AIM:
Reproduce all of the data word for word.

---- DATA ROWS

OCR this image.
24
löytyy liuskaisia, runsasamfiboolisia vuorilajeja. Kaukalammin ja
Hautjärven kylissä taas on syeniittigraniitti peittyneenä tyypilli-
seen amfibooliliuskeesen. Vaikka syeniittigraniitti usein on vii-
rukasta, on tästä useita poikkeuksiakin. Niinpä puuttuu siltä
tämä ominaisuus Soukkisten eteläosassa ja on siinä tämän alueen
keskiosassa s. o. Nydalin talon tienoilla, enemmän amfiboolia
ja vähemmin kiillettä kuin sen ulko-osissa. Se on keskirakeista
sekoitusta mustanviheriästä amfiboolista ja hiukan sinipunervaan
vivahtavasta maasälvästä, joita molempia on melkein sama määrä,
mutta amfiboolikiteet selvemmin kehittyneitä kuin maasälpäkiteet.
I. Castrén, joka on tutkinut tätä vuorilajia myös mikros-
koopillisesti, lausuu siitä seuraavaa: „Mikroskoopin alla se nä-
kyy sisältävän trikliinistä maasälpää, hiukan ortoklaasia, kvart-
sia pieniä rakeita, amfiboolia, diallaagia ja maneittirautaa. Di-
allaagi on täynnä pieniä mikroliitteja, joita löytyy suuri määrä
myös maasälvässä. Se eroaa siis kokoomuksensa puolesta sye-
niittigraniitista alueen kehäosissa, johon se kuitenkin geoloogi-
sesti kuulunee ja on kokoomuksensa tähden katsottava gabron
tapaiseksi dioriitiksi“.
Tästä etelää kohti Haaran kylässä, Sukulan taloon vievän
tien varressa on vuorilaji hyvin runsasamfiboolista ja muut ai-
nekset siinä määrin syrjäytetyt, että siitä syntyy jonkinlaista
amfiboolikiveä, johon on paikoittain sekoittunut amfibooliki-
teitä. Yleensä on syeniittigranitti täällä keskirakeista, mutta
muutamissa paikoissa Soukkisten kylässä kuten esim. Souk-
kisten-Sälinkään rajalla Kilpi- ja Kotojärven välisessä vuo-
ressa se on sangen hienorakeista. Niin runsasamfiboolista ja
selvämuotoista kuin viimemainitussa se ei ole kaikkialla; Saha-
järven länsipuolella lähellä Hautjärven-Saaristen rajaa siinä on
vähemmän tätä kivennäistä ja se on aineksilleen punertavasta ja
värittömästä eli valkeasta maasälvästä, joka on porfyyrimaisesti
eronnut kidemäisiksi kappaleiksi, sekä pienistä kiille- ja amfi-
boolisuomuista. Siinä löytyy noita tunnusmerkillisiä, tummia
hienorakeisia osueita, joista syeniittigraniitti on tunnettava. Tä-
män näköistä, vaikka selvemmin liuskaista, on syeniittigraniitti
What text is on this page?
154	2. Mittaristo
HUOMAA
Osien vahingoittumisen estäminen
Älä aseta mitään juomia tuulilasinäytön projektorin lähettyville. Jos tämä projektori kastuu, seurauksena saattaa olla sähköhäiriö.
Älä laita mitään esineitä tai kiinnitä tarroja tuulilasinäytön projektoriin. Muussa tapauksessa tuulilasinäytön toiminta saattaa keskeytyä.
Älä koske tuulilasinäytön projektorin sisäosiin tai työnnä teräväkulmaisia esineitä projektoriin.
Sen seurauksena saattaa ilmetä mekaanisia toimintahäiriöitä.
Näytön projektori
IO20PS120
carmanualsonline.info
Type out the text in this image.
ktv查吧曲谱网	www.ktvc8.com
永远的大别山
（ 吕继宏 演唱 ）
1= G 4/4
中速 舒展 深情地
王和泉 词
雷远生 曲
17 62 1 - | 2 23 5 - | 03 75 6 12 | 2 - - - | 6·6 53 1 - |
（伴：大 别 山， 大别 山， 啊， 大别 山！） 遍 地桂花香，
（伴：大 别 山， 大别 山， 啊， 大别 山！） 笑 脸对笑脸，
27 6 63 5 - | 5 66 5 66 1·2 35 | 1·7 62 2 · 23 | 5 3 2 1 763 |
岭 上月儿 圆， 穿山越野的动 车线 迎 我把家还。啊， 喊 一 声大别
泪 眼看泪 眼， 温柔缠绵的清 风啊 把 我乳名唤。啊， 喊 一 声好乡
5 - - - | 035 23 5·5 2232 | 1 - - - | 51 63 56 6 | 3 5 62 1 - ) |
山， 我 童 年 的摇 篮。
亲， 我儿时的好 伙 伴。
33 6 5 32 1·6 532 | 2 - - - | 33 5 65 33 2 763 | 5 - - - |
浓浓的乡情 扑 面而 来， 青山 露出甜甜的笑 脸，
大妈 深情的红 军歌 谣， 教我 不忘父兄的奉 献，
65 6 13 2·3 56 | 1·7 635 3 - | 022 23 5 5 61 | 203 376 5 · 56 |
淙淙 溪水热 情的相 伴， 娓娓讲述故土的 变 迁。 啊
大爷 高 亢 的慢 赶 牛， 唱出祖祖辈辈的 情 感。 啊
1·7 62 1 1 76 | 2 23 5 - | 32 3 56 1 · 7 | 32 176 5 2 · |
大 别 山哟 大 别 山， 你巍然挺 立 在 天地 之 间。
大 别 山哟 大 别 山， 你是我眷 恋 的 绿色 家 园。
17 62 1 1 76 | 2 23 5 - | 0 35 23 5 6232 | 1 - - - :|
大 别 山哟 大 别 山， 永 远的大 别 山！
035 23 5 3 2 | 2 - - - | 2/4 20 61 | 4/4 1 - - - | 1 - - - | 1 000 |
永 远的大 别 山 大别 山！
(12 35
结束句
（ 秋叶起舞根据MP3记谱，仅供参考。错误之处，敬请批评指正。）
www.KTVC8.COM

--------

RESPONSE FOR THIS EXERCISE:
OCR this image.
24
löytyy liuskaisia, runsasamfiboolisia vuorilajeja. Kaukalammin ja
Hautjärven kylissä taas on syeniittigraniitti peittyneenä tyypilli-
seen amfibooliliuskeesen. Vaikka syeniittigraniitti usein on vii-
rukasta, on tästä useita poikkeuksiakin. Niinpä puuttuu siltä
tämä ominaisuus Soukkisten eteläosassa ja on siinä tämän alueen
keskiosassa s. o. Nydalin talon tienoilla, enemmän amfiboolia
ja vähemmin kiillettä kuin sen ulko-osissa. Se on keskirakeista
sekoitusta mustanviheriästä amfiboolista ja hiukan sinipunervaan
vivahtavasta maasälvästä, joita molempia on melkein sama määrä,
mutta amfiboolikiteet selvemmin kehittyneitä kuin maasälpäkiteet.
I. Castrén, joka on tutkinut tätä vuorilajia myös mikros-
koopillisesti, lausuu siitä seuraavaa: „Mikroskoopin alla se nä-
kyy sisältävän trikliinistä maasälpää, hiukan ortoklaasia, kvart-
sia pieniä rakeita, amfiboolia, diallaagia ja maneittirautaa. Di-
allaagi on täynnä pieniä mikroliitteja, joita löytyy suuri määrä
myös maasälvässä. Se eroaa siis kokoomuksensa puolesta sye-
niittigraniitista alueen kehäosissa, johon se kuitenkin geoloogi-
sesti kuulunee ja on kokoomuksensa tähden katsottava gabron
tapaiseksi dioriitiksi“.
Tästä etelää kohti Haaran kylässä, Sukulan taloon vievän
tien varressa on vuorilaji hyvin runsasamfiboolista ja muut ai-
nekset siinä määrin syrjäytetyt, että siitä syntyy jonkinlaista
amfiboolikiveä, johon on paikoittain sekoittunut amfibooliki-
teitä. Yleensä on syeniittigranitti täällä keskirakeista, mutta
muutamissa paikoissa Soukkisten kylässä kuten esim. Souk-
kisten-Sälinkään rajalla Kilpi- ja Kotojärven välisessä vuo-
ressa se on sangen hienorakeista. Niin runsasamfiboolista ja
selvämuotoista kuin viimemainitussa se ei ole kaikkialla; Saha-
järven länsipuolella lähellä Hautjärven-Saaristen rajaa siinä on
vähemmän tätä kivennäistä ja se on aineksilleen punertavasta ja
värittömästä eli valkeasta maasälvästä, joka on porfyyrimaisesti
eronnut kidemäisiksi kappaleiksi, sekä pienistä kiille- ja amfi-
boolisuomuista. Siinä löytyy noita tunnusmerkillisiä, tummia
hienorakeisia osueita, joista syeniittigraniitti on tunnettava. Tä-
män näköistä, vaikka selvemmin liuskaista, on syeniittigraniitti
What text is on this page?
154	2. Mittaristo
HUOMAA
Osien vahingoittumisen estäminen
Älä aseta mitään juomia tuulilasinäytön projektorin lähettyville. Jos tämä projektori kastuu, seurauksena saattaa olla sähköhäiriö.
Älä laita mitään esineitä tai kiinnitä tarroja tuulilasinäytön projektoriin. Muussa tapauksessa tuulilasinäytön toiminta saattaa keskeytyä.
Älä koske tuulilasinäytön projektorin sisäosiin tai työnnä teräväkulmaisia esineitä projektoriin.
Sen seurauksena saattaa ilmetä mekaanisia toimintahäiriöitä.
Näytön projektori
IO20PS120
carmanualsonline.info
Type out the text in this image.
ktv查吧曲谱网	www.ktvc8.com
永远的大别山
（ 吕继宏 演唱 ）
1= G 4/4
中速 舒展 深情地
王和泉 词
雷远生 曲
17 62 1 - | 2 23 5 - | 03 75 6 12 | 2 - - - | 6·6 53 1 - |
（伴：大 别 山， 大别 山， 啊， 大别 山！） 遍 地桂花香，
（伴：大 别 山， 大别 山， 啊， 大别 山！） 笑 脸对笑脸，
27 6 63 5 - | 5 66 5 66 1·2 35 | 1·7 62 2 · 23 | 5 3 2 1 763 |
岭 上月儿 圆， 穿山越野的动 车线 迎 我把家还。啊， 喊 一 声大别
泪 眼看泪 眼， 温柔缠绵的清 风啊 把 我乳名唤。啊， 喊 一 声好乡
5 - - - | 035 23 5·5 2232 | 1 - - - | 51 63 56 6 | 3 5 62 1 - ) |
山， 我 童 年 的摇 篮。
亲， 我儿时的好 伙 伴。
33 6 5 32 1·6 532 | 2 - - - | 33 5 65 33 2 763 | 5 - - - |
浓浓的乡情 扑 面而 来， 青山 露出甜甜的笑 脸，
大妈 深情的红 军歌 谣， 教我 不忘父兄的奉 献，
65 6 13 2·3 56 | 1·7 635 3 - | 022 23 5 5 61 | 203 376 5 · 56 |
淙淙 溪水热 情的相 伴， 娓娓讲述故土的 变 迁。 啊
大爷 高 亢 的慢 赶 牛， 唱出祖祖辈辈的 情 感。 啊
1·7 62 1 1 76 | 2 23 5 - | 32 3 56 1 · 7 | 32 176 5 2 · |
大 别 山哟 大 别 山， 你巍然挺 立 在 天地 之 间。
大 别 山哟 大 别 山， 你是我眷 恋 的 绿色 家 园。
17 62 1 1 76 | 2 23 5 - | 0 35 23 5 6232 | 1 - - - :|
大 别 山哟 大 别 山， 永 远的大 别 山！
035 23 5 3 2 | 2 - - - | 2/4 20 61 | 4/4 1 - - - | 1 - - - | 1 000 |
永 远的大 别 山 大别 山！
(12 35
结束句
（ 秋叶起舞根据MP3记谱，仅供参考。错误之处，敬请批评指正。）
www.KTVC8.COM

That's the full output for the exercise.